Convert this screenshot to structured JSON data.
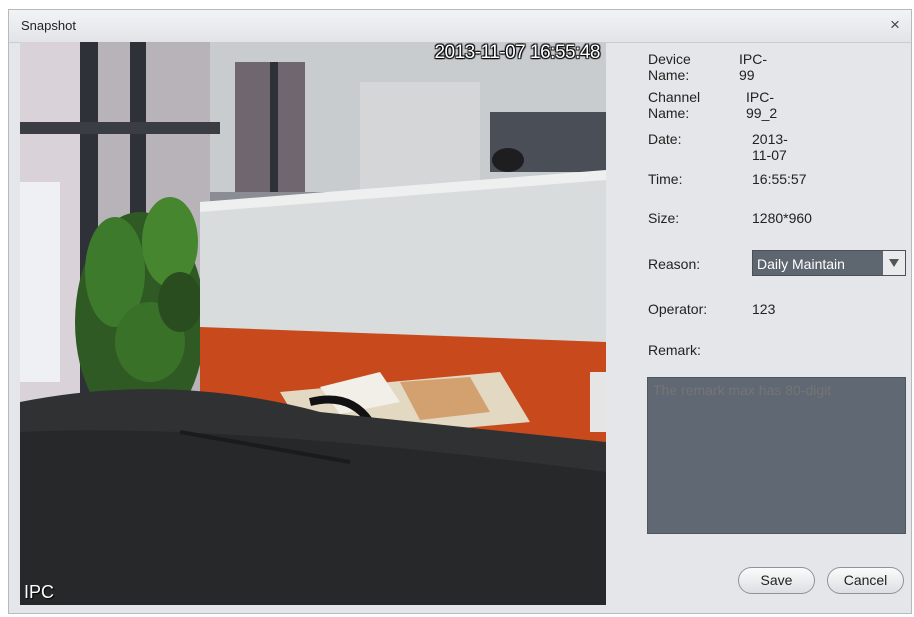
{
  "dialog": {
    "title": "Snapshot",
    "close_glyph": "×"
  },
  "video": {
    "timestamp": "2013-11-07 16:55:48",
    "channel_label": "IPC"
  },
  "info": {
    "device_name_label": "Device Name:",
    "device_name_value": "IPC-99",
    "channel_name_label": "Channel Name:",
    "channel_name_value": "IPC-99_2",
    "date_label": "Date:",
    "date_value": "2013-11-07",
    "time_label": "Time:",
    "time_value": "16:55:57",
    "size_label": "Size:",
    "size_value": "1280*960",
    "reason_label": "Reason:",
    "reason_value": "Daily Maintain",
    "operator_label": "Operator:",
    "operator_value": "123",
    "remark_label": "Remark:",
    "remark_placeholder": "The remark max has 80-digit"
  },
  "buttons": {
    "save": "Save",
    "cancel": "Cancel"
  }
}
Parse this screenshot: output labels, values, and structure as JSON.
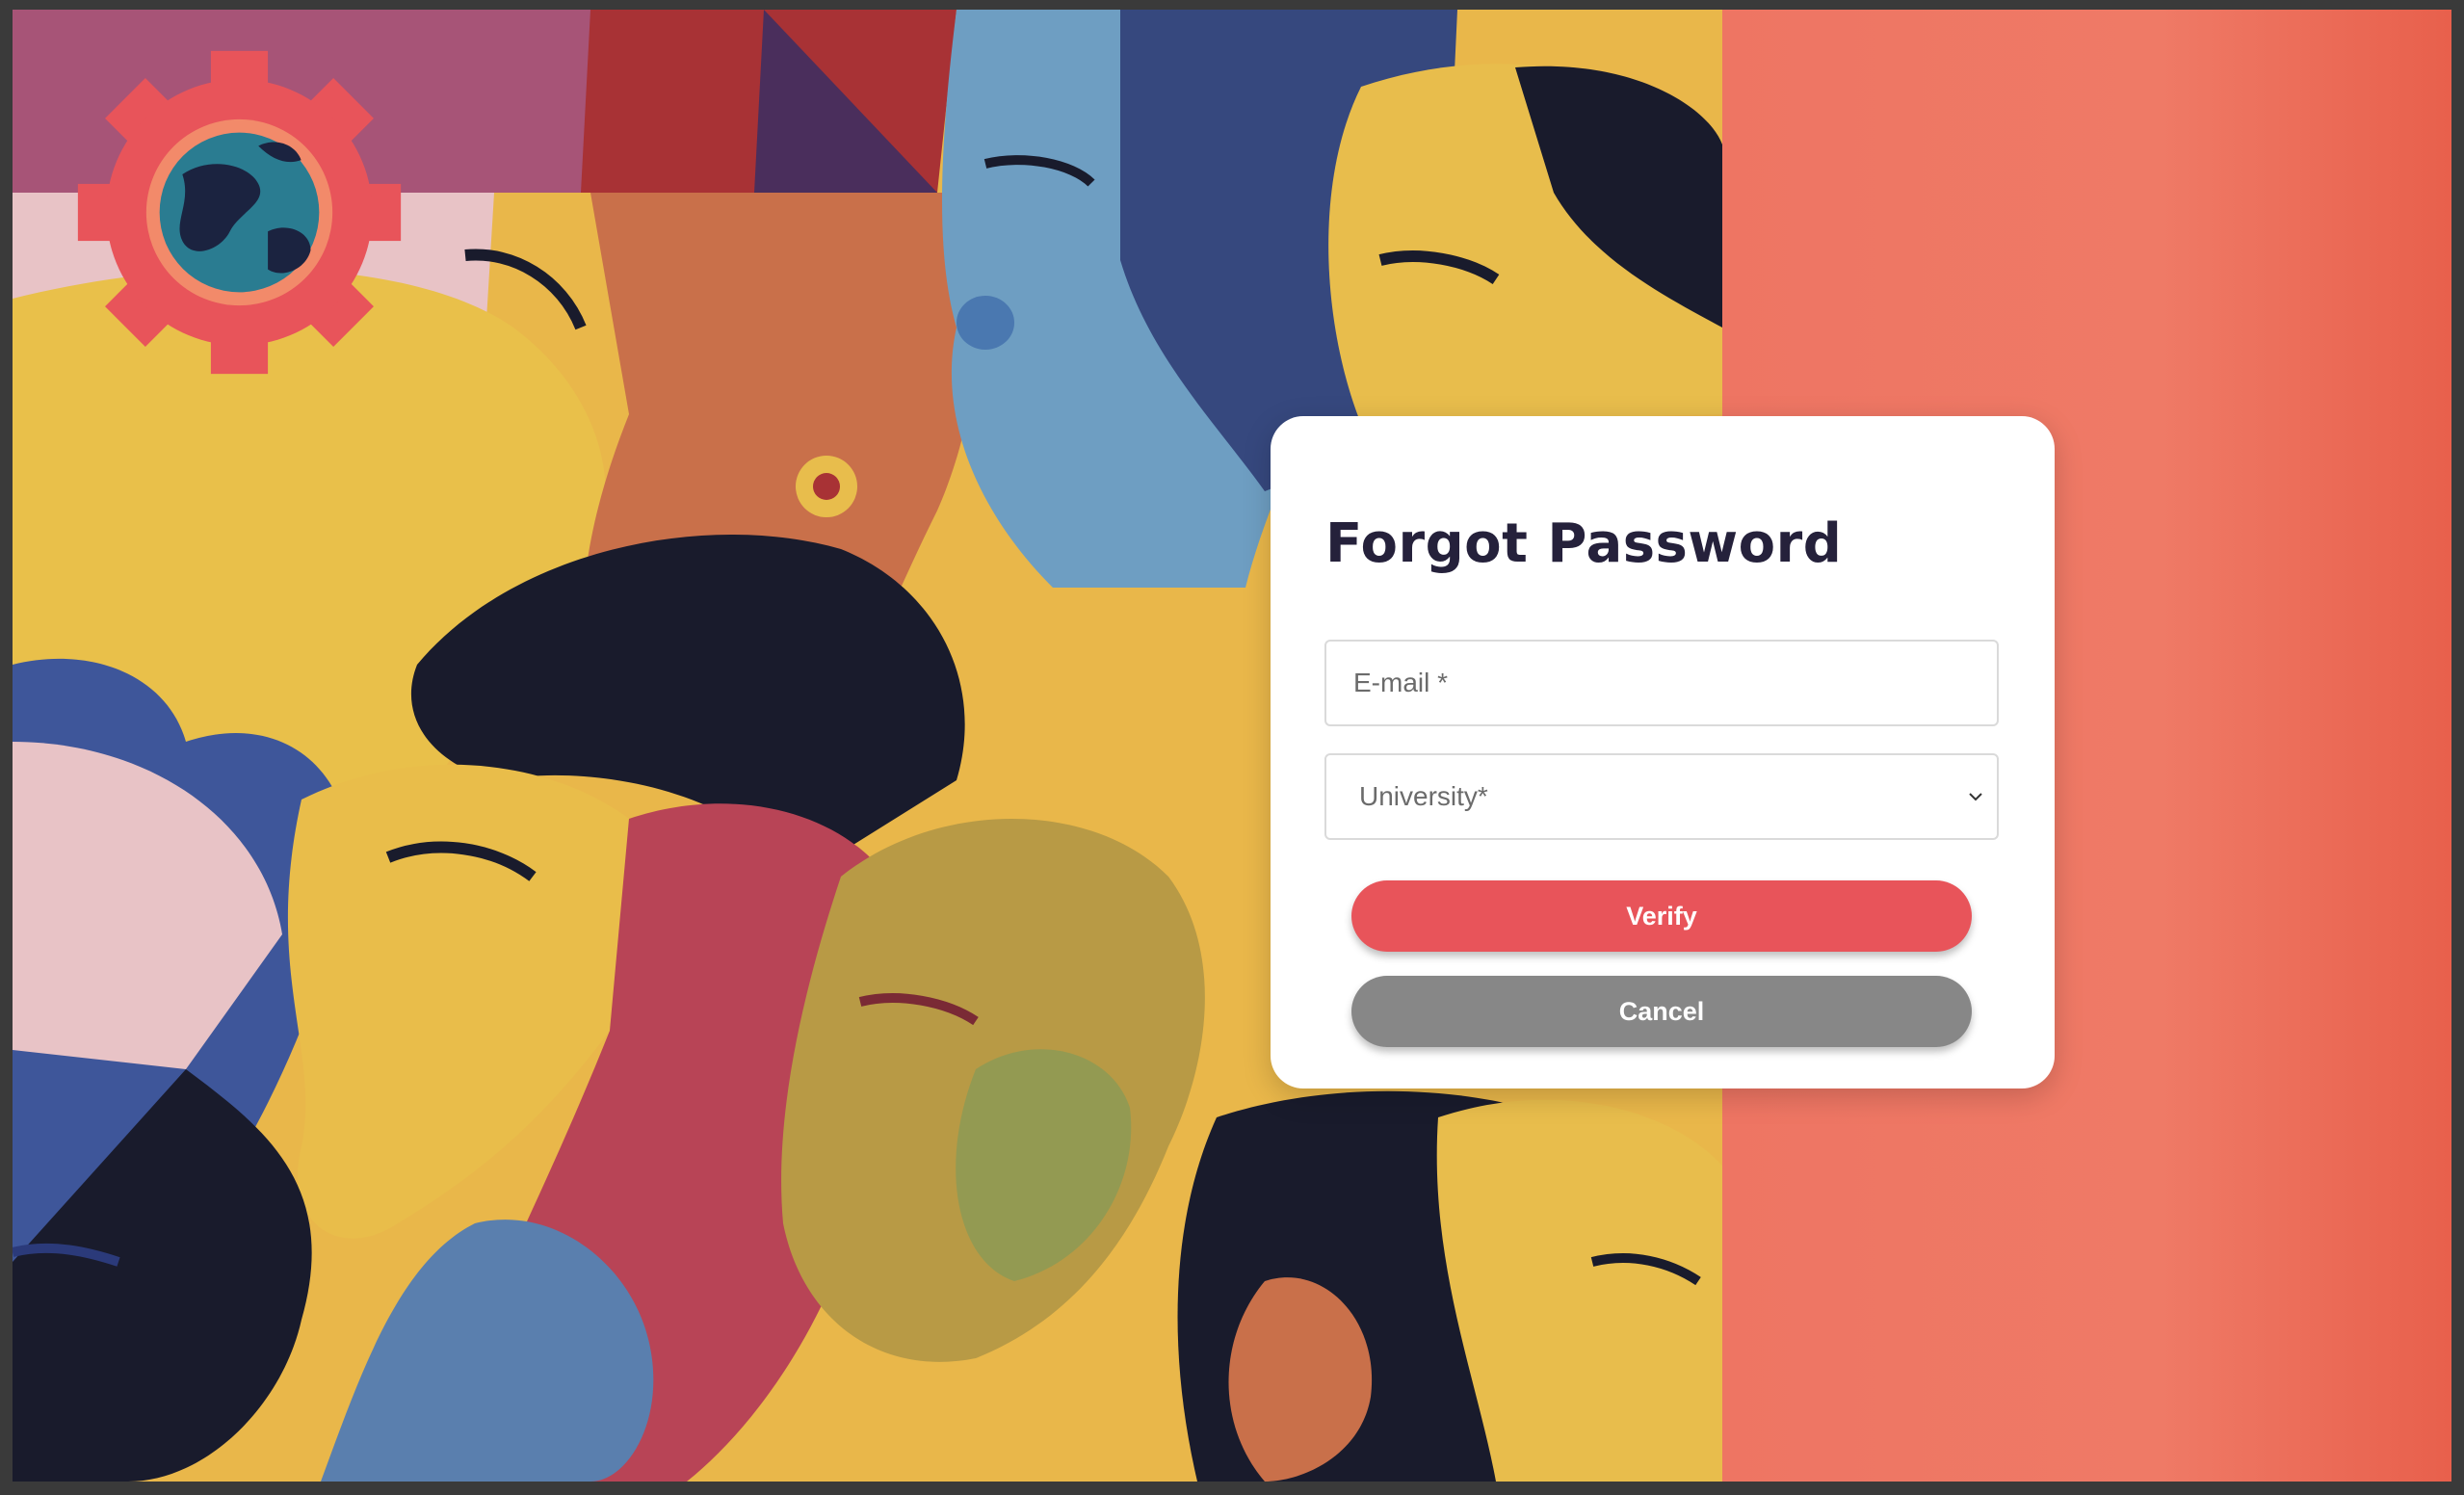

Your task: Copy every entry word for word, but omit the pictures.

Response to the task:
Convert this screenshot to structured JSON data.
{
  "dialog": {
    "title": "Snapshot",
    "close_glyph": "×"
  },
  "video": {
    "timestamp": "2013-11-07 16:55:48",
    "channel_label": "IPC"
  },
  "info": {
    "device_name_label": "Device Name:",
    "device_name_value": "IPC-99",
    "channel_name_label": "Channel Name:",
    "channel_name_value": "IPC-99_2",
    "date_label": "Date:",
    "date_value": "2013-11-07",
    "time_label": "Time:",
    "time_value": "16:55:57",
    "size_label": "Size:",
    "size_value": "1280*960",
    "reason_label": "Reason:",
    "reason_value": "Daily Maintain",
    "operator_label": "Operator:",
    "operator_value": "123",
    "remark_label": "Remark:",
    "remark_placeholder": "The remark max has 80-digit"
  },
  "buttons": {
    "save": "Save",
    "cancel": "Cancel"
  }
}
Parse this screenshot: output labels, values, and structure as JSON.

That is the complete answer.